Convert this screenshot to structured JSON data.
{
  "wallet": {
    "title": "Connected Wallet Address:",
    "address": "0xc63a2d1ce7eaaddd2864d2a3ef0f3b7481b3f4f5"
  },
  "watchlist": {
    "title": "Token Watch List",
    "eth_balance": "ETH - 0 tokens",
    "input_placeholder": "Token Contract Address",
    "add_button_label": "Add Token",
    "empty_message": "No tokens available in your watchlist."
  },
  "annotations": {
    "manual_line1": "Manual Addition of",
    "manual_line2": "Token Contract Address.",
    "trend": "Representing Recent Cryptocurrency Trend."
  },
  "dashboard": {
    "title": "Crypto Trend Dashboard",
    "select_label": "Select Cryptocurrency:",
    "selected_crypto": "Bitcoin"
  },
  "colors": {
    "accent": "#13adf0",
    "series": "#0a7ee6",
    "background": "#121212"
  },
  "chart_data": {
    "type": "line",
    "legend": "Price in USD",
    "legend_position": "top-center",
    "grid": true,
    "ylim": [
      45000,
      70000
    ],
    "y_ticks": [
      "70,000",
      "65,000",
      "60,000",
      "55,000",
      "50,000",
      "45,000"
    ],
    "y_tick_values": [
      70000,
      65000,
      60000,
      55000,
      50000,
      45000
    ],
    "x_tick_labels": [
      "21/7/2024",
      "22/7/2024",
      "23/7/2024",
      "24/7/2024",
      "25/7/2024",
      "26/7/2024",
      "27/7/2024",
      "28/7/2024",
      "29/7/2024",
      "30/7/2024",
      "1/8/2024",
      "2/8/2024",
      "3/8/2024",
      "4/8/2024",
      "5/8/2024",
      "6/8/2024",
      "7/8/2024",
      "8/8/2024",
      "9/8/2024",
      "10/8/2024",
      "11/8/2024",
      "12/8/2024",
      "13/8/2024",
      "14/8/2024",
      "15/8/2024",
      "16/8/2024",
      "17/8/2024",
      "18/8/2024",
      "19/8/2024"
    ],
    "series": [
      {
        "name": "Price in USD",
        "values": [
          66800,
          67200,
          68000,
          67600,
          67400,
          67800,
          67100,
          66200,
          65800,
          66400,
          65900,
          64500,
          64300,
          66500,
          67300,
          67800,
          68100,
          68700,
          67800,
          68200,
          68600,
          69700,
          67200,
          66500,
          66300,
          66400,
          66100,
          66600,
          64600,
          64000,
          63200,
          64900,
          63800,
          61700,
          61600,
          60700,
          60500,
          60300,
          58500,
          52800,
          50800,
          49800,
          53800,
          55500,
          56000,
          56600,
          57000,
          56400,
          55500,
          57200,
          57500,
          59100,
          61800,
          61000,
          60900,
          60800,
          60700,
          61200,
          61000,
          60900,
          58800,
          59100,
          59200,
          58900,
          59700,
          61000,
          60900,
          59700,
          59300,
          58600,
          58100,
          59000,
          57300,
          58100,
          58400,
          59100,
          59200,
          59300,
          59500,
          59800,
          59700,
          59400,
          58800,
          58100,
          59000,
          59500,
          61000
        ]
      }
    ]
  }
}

----------------

Copy each record from above exactly, and include every line.

Convert this screenshot to structured JSON data.
{
  "wallet": {
    "title": "Connected Wallet Address:",
    "address": "0xc63a2d1ce7eaaddd2864d2a3ef0f3b7481b3f4f5"
  },
  "watchlist": {
    "title": "Token Watch List",
    "eth_balance": "ETH - 0 tokens",
    "input_placeholder": "Token Contract Address",
    "add_button_label": "Add Token",
    "empty_message": "No tokens available in your watchlist."
  },
  "annotations": {
    "manual_line1": "Manual Addition of",
    "manual_line2": "Token Contract Address.",
    "trend": "Representing Recent Cryptocurrency Trend."
  },
  "dashboard": {
    "title": "Crypto Trend Dashboard",
    "select_label": "Select Cryptocurrency:",
    "selected_crypto": "Bitcoin"
  },
  "colors": {
    "accent": "#13adf0",
    "series": "#0a7ee6",
    "background": "#121212"
  },
  "chart_data": {
    "type": "line",
    "legend": "Price in USD",
    "legend_position": "top-center",
    "grid": true,
    "ylim": [
      45000,
      70000
    ],
    "y_ticks": [
      "70,000",
      "65,000",
      "60,000",
      "55,000",
      "50,000",
      "45,000"
    ],
    "y_tick_values": [
      70000,
      65000,
      60000,
      55000,
      50000,
      45000
    ],
    "x_tick_labels": [
      "21/7/2024",
      "22/7/2024",
      "23/7/2024",
      "24/7/2024",
      "25/7/2024",
      "26/7/2024",
      "27/7/2024",
      "28/7/2024",
      "29/7/2024",
      "30/7/2024",
      "1/8/2024",
      "2/8/2024",
      "3/8/2024",
      "4/8/2024",
      "5/8/2024",
      "6/8/2024",
      "7/8/2024",
      "8/8/2024",
      "9/8/2024",
      "10/8/2024",
      "11/8/2024",
      "12/8/2024",
      "13/8/2024",
      "14/8/2024",
      "15/8/2024",
      "16/8/2024",
      "17/8/2024",
      "18/8/2024",
      "19/8/2024"
    ],
    "series": [
      {
        "name": "Price in USD",
        "values": [
          66800,
          67200,
          68000,
          67600,
          67400,
          67800,
          67100,
          66200,
          65800,
          66400,
          65900,
          64500,
          64300,
          66500,
          67300,
          67800,
          68100,
          68700,
          67800,
          68200,
          68600,
          69700,
          67200,
          66500,
          66300,
          66400,
          66100,
          66600,
          64600,
          64000,
          63200,
          64900,
          63800,
          61700,
          61600,
          60700,
          60500,
          60300,
          58500,
          52800,
          50800,
          49800,
          53800,
          55500,
          56000,
          56600,
          57000,
          56400,
          55500,
          57200,
          57500,
          59100,
          61800,
          61000,
          60900,
          60800,
          60700,
          61200,
          61000,
          60900,
          58800,
          59100,
          59200,
          58900,
          59700,
          61000,
          60900,
          59700,
          59300,
          58600,
          58100,
          59000,
          57300,
          58100,
          58400,
          59100,
          59200,
          59300,
          59500,
          59800,
          59700,
          59400,
          58800,
          58100,
          59000,
          59500,
          61000
        ]
      }
    ]
  }
}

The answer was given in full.